--- Start Extracted material ---

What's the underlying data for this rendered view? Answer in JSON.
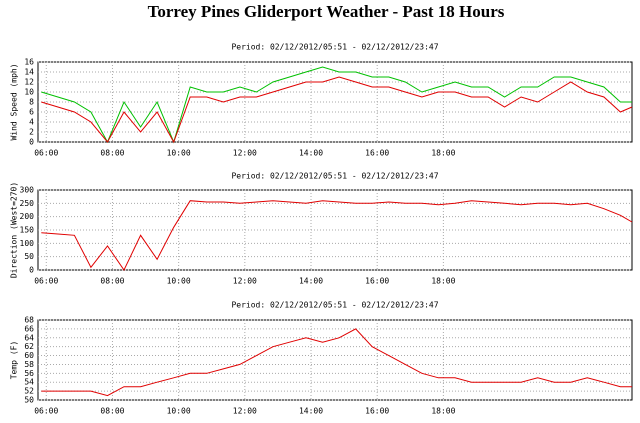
{
  "title": "Torrey Pines Gliderport Weather - Past 18 Hours",
  "chart_data": [
    {
      "type": "line",
      "title": "Period: 02/12/2012/05:51 - 02/12/2012/23:47",
      "ylabel": "Wind Speed (mph)",
      "x": [
        5.85,
        6.35,
        6.85,
        7.35,
        7.85,
        8.35,
        8.85,
        9.35,
        9.85,
        10.35,
        10.85,
        11.35,
        11.85,
        12.35,
        12.85,
        13.35,
        13.85,
        14.35,
        14.85,
        15.35,
        15.85,
        16.35,
        16.85,
        17.35,
        17.85,
        18.35,
        18.85,
        19.35,
        19.85,
        20.35,
        20.85,
        21.35,
        21.85,
        22.35,
        22.85,
        23.35,
        23.7
      ],
      "series": [
        {
          "color": "#00c000",
          "values": [
            10,
            9,
            8,
            6,
            0,
            8,
            3,
            8,
            0,
            11,
            10,
            10,
            11,
            10,
            12,
            13,
            14,
            15,
            14,
            14,
            13,
            13,
            12,
            10,
            11,
            12,
            11,
            11,
            9,
            11,
            11,
            13,
            13,
            12,
            11,
            8,
            8
          ]
        },
        {
          "color": "#e00000",
          "values": [
            8,
            7,
            6,
            4,
            0,
            6,
            2,
            6,
            0,
            9,
            9,
            8,
            9,
            9,
            10,
            11,
            12,
            12,
            13,
            12,
            11,
            11,
            10,
            9,
            10,
            10,
            9,
            9,
            7,
            9,
            8,
            10,
            12,
            10,
            9,
            6,
            7
          ]
        }
      ],
      "xlim": [
        5.75,
        23.7
      ],
      "ylim": [
        0,
        16
      ],
      "yticks": [
        0,
        2,
        4,
        6,
        8,
        10,
        12,
        14,
        16
      ],
      "xticks": [
        {
          "value": 6,
          "label": "06:00"
        },
        {
          "value": 8,
          "label": "08:00"
        },
        {
          "value": 10,
          "label": "10:00"
        },
        {
          "value": 12,
          "label": "12:00"
        },
        {
          "value": 14,
          "label": "14:00"
        },
        {
          "value": 16,
          "label": "16:00"
        },
        {
          "value": 18,
          "label": "18:00"
        }
      ],
      "grid": true
    },
    {
      "type": "line",
      "title": "Period: 02/12/2012/05:51 - 02/12/2012/23:47",
      "ylabel": "Direction (West=270)",
      "x": [
        5.85,
        6.35,
        6.85,
        7.35,
        7.85,
        8.35,
        8.85,
        9.35,
        9.85,
        10.35,
        10.85,
        11.35,
        11.85,
        12.35,
        12.85,
        13.35,
        13.85,
        14.35,
        14.85,
        15.35,
        15.85,
        16.35,
        16.85,
        17.35,
        17.85,
        18.35,
        18.85,
        19.35,
        19.85,
        20.35,
        20.85,
        21.35,
        21.85,
        22.35,
        22.85,
        23.35,
        23.7
      ],
      "series": [
        {
          "color": "#e00000",
          "values": [
            140,
            135,
            130,
            10,
            90,
            0,
            130,
            40,
            160,
            260,
            255,
            255,
            250,
            255,
            260,
            255,
            250,
            260,
            255,
            250,
            250,
            255,
            250,
            250,
            245,
            250,
            260,
            255,
            250,
            245,
            250,
            250,
            245,
            250,
            230,
            205,
            180
          ]
        }
      ],
      "xlim": [
        5.75,
        23.7
      ],
      "ylim": [
        0,
        300
      ],
      "yticks": [
        0,
        50,
        100,
        150,
        200,
        250,
        300
      ],
      "xticks": [
        {
          "value": 6,
          "label": "06:00"
        },
        {
          "value": 8,
          "label": "08:00"
        },
        {
          "value": 10,
          "label": "10:00"
        },
        {
          "value": 12,
          "label": "12:00"
        },
        {
          "value": 14,
          "label": "14:00"
        },
        {
          "value": 16,
          "label": "16:00"
        },
        {
          "value": 18,
          "label": "18:00"
        }
      ],
      "grid": true
    },
    {
      "type": "line",
      "title": "Period: 02/12/2012/05:51 - 02/12/2012/23:47",
      "ylabel": "Temp (F)",
      "x": [
        5.85,
        6.35,
        6.85,
        7.35,
        7.85,
        8.35,
        8.85,
        9.35,
        9.85,
        10.35,
        10.85,
        11.35,
        11.85,
        12.35,
        12.85,
        13.35,
        13.85,
        14.35,
        14.85,
        15.35,
        15.85,
        16.35,
        16.85,
        17.35,
        17.85,
        18.35,
        18.85,
        19.35,
        19.85,
        20.35,
        20.85,
        21.35,
        21.85,
        22.35,
        22.85,
        23.35,
        23.7
      ],
      "series": [
        {
          "color": "#e00000",
          "values": [
            52,
            52,
            52,
            52,
            51,
            53,
            53,
            54,
            55,
            56,
            56,
            57,
            58,
            60,
            62,
            63,
            64,
            63,
            64,
            66,
            62,
            60,
            58,
            56,
            55,
            55,
            54,
            54,
            54,
            54,
            55,
            54,
            54,
            55,
            54,
            53,
            53
          ]
        }
      ],
      "xlim": [
        5.75,
        23.7
      ],
      "ylim": [
        50,
        68
      ],
      "yticks": [
        50,
        52,
        54,
        56,
        58,
        60,
        62,
        64,
        66,
        68
      ],
      "xticks": [
        {
          "value": 6,
          "label": "06:00"
        },
        {
          "value": 8,
          "label": "08:00"
        },
        {
          "value": 10,
          "label": "10:00"
        },
        {
          "value": 12,
          "label": "12:00"
        },
        {
          "value": 14,
          "label": "14:00"
        },
        {
          "value": 16,
          "label": "16:00"
        },
        {
          "value": 18,
          "label": "18:00"
        }
      ],
      "grid": true
    }
  ]
}
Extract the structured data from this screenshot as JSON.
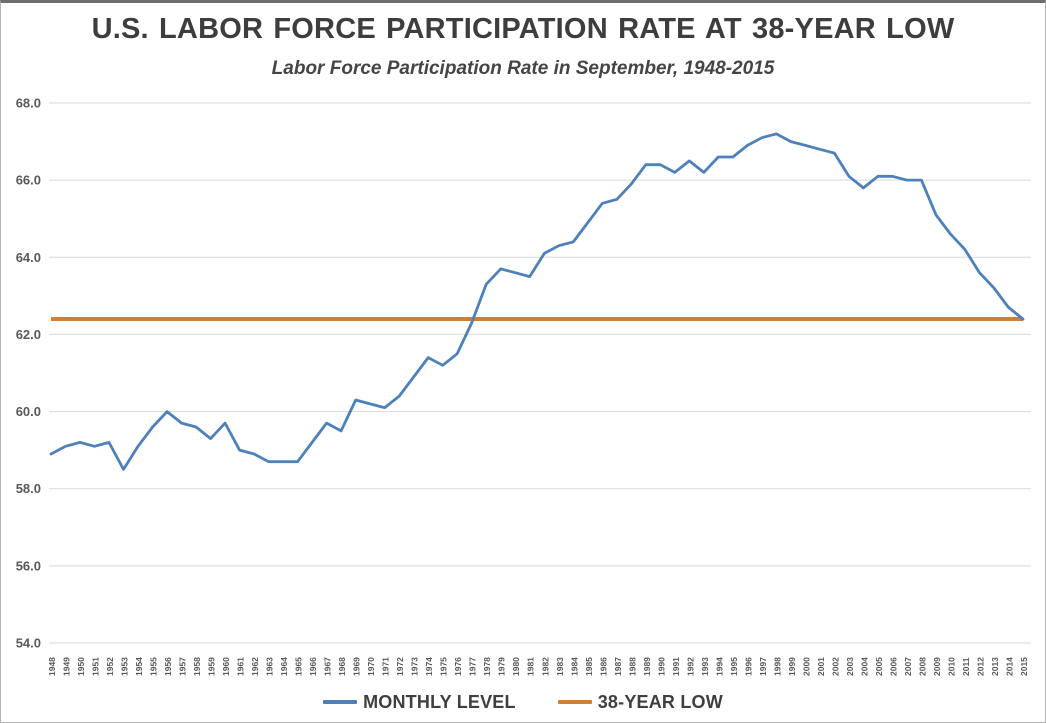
{
  "page": {
    "title": "U.S. LABOR FORCE PARTICIPATION RATE AT 38-YEAR LOW",
    "subtitle": "Labor Force Participation Rate in September, 1948-2015"
  },
  "legend": {
    "items": [
      {
        "label": "MONTHLY LEVEL",
        "color": "#4E81BC"
      },
      {
        "label": "38-YEAR LOW",
        "color": "#CC8038"
      }
    ]
  },
  "colors": {
    "monthly_level_line": "#4E81BC",
    "low_reference_line": "#CC8038",
    "gridline": "#D9D9D9",
    "axis_text": "#595959",
    "title_text": "#3D3D3D"
  },
  "chart_data": {
    "type": "line",
    "title": "U.S. LABOR FORCE PARTICIPATION RATE AT 38-YEAR LOW",
    "subtitle": "Labor Force Participation Rate in September, 1948-2015",
    "xlabel": "",
    "ylabel": "",
    "x": [
      1948,
      1949,
      1950,
      1951,
      1952,
      1953,
      1954,
      1955,
      1956,
      1957,
      1958,
      1959,
      1960,
      1961,
      1962,
      1963,
      1964,
      1965,
      1966,
      1967,
      1968,
      1969,
      1970,
      1971,
      1972,
      1973,
      1974,
      1975,
      1976,
      1977,
      1978,
      1979,
      1980,
      1981,
      1982,
      1983,
      1984,
      1985,
      1986,
      1987,
      1988,
      1989,
      1990,
      1991,
      1992,
      1993,
      1994,
      1995,
      1996,
      1997,
      1998,
      1999,
      2000,
      2001,
      2002,
      2003,
      2004,
      2005,
      2006,
      2007,
      2008,
      2009,
      2010,
      2011,
      2012,
      2013,
      2014,
      2015
    ],
    "series": [
      {
        "name": "MONTHLY LEVEL",
        "color": "#4E81BC",
        "values": [
          58.9,
          59.1,
          59.2,
          59.1,
          59.2,
          58.5,
          59.1,
          59.6,
          60.0,
          59.7,
          59.6,
          59.3,
          59.7,
          59.0,
          58.9,
          58.7,
          58.7,
          58.7,
          59.2,
          59.7,
          59.5,
          60.3,
          60.2,
          60.1,
          60.4,
          60.9,
          61.4,
          61.2,
          61.5,
          62.3,
          63.3,
          63.7,
          63.6,
          63.5,
          64.1,
          64.3,
          64.4,
          64.9,
          65.4,
          65.5,
          65.9,
          66.4,
          66.4,
          66.2,
          66.5,
          66.2,
          66.6,
          66.6,
          66.9,
          67.1,
          67.2,
          67.0,
          66.9,
          66.8,
          66.7,
          66.1,
          65.8,
          66.1,
          66.1,
          66.0,
          66.0,
          65.1,
          64.6,
          64.2,
          63.6,
          63.2,
          62.7,
          62.4
        ]
      },
      {
        "name": "38-YEAR LOW",
        "color": "#CC8038",
        "constant_value": 62.4
      }
    ],
    "ylim": [
      54.0,
      68.0
    ],
    "ytick_step": 2.0,
    "ytick_decimals": 1,
    "grid": true,
    "legend_position": "bottom"
  }
}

--- End Extracted material ---

Copy out the lines that hold "September".

    "subtitle": "Labor Force Participation Rate in September, 1948-2015"
    "subtitle": "Labor Force Participation Rate in September, 1948-2015",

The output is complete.